Task to carry out » Write every line of the material out exactly as shown.
>> Start Data records
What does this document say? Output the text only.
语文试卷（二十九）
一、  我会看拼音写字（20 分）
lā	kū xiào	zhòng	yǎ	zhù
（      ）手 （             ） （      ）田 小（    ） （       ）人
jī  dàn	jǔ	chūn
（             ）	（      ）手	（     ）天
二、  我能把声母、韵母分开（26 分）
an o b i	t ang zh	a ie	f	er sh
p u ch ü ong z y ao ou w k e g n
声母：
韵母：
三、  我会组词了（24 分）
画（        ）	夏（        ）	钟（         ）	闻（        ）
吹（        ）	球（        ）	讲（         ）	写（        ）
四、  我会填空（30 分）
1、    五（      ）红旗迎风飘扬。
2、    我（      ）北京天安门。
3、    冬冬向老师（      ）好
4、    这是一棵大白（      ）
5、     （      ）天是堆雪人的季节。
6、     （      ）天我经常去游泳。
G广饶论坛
>> End Data records
Final result »
What does this document say? Output the text only.
语文试卷（二十九）
一、  我会看拼音写字（20 分）
lā	kū xiào	zhòng	yǎ	zhù
（      ）手 （             ） （      ）田 小（    ） （       ）人
jī  dàn	jǔ	chūn
（             ）	（      ）手	（     ）天
二、  我能把声母、韵母分开（26 分）
an o b i	t ang zh	a ie	f	er sh
p u ch ü ong z y ao ou w k e g n
声母：
韵母：
三、  我会组词了（24 分）
画（        ）	夏（        ）	钟（         ）	闻（        ）
吹（        ）	球（        ）	讲（         ）	写（        ）
四、  我会填空（30 分）
1、    五（      ）红旗迎风飘扬。
2、    我（      ）北京天安门。
3、    冬冬向老师（      ）好
4、    这是一棵大白（      ）
5、     （      ）天是堆雪人的季节。
6、     （      ）天我经常去游泳。
G广饶论坛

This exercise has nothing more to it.